--- Begin RECORDS FOR THIS TASK ---

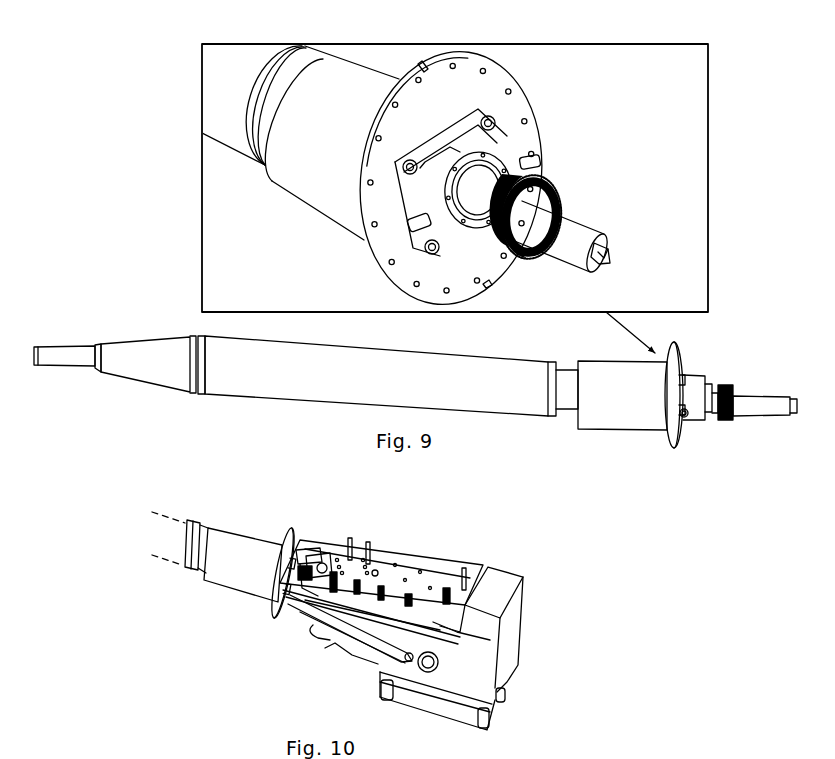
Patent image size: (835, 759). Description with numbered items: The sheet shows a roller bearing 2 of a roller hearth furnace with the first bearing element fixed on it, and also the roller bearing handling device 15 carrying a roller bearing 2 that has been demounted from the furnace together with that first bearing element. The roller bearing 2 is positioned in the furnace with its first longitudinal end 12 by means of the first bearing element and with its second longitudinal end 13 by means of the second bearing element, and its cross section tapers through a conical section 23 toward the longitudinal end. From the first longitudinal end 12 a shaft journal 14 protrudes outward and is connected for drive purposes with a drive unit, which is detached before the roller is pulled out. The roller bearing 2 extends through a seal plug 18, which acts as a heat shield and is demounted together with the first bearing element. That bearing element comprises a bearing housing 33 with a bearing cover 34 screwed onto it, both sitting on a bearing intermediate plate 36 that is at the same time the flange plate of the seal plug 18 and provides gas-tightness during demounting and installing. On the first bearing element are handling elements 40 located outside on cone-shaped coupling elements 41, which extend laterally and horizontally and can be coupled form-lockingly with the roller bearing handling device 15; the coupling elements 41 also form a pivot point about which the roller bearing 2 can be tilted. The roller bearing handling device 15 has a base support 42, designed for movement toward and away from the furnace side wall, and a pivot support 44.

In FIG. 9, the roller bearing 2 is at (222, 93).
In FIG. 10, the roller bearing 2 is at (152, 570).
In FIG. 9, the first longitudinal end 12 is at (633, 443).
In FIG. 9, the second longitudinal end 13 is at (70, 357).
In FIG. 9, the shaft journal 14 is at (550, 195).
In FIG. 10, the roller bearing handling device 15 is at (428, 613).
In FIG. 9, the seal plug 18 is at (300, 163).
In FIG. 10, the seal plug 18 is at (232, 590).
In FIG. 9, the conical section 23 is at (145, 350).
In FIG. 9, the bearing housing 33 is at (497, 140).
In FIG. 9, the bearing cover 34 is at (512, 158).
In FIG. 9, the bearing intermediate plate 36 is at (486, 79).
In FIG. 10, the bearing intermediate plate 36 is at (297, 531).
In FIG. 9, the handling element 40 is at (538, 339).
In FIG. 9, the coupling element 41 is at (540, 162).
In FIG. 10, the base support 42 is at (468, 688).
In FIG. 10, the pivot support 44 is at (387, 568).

--- End RECORDS FOR THIS TASK ---

● **GIVEN EXERCISE**:
Write out the entries as a numbered list, from the very start of the entries through the line containing "In FIG. 9, the bearing housing" with that line included, and skip any blank lines. Leave the pictures out of your answer.

● **RESULT OF THE TASK**:
1. Patent image size: (835, 759). Description with numbered items: The sheet shows a roller bearing 2 of a roller hearth furnace with the first bearing element fixed on it, and also the roller bearing handling device 15 carrying a roller bearing 2 that has been demounted from the furnace together with that first bearing element. The roller bearing 2 is positioned in the furnace with its first longitudinal end 12 by means of the first bearing element and with its second longitudinal end 13 by means of the second bearing element, and its cross section tapers through a conical section 23 toward the longitudinal end. From the first longitudinal end 12 a shaft journal 14 protrudes outward and is connected for drive purposes with a drive unit, which is detached before the roller is pulled out. The roller bearing 2 extends through a seal plug 18, which acts as a heat shield and is demounted together with the first bearing element. That bearing element comprises a bearing housing 33 with a bearing cover 34 screwed onto it, both sitting on a bearing intermediate plate 36 that is at the same time the flange plate of the seal plug 18 and provides gas-tightness during demounting and installing. On the first bearing element are handling elements 40 located outside on cone-shaped coupling elements 41, which extend laterally and horizontally and can be coupled form-lockingly with the roller bearing handling device 15; the coupling elements 41 also form a pivot point about which the roller bearing 2 can be tilted. The roller bearing handling device 15 has a base support 42, designed for movement toward and away from the furnace side wall, and a pivot support 44.
2. In FIG. 9, the roller bearing 2 is at (222, 93).
3. In FIG. 10, the roller bearing 2 is at (152, 570).
4. In FIG. 9, the first longitudinal end 12 is at (633, 443).
5. In FIG. 9, the second longitudinal end 13 is at (70, 357).
6. In FIG. 9, the shaft journal 14 is at (550, 195).
7. In FIG. 10, the roller bearing handling device 15 is at (428, 613).
8. In FIG. 9, the seal plug 18 is at (300, 163).
9. In FIG. 10, the seal plug 18 is at (232, 590).
10. In FIG. 9, the conical section 23 is at (145, 350).
11. In FIG. 9, the bearing housing 33 is at (497, 140).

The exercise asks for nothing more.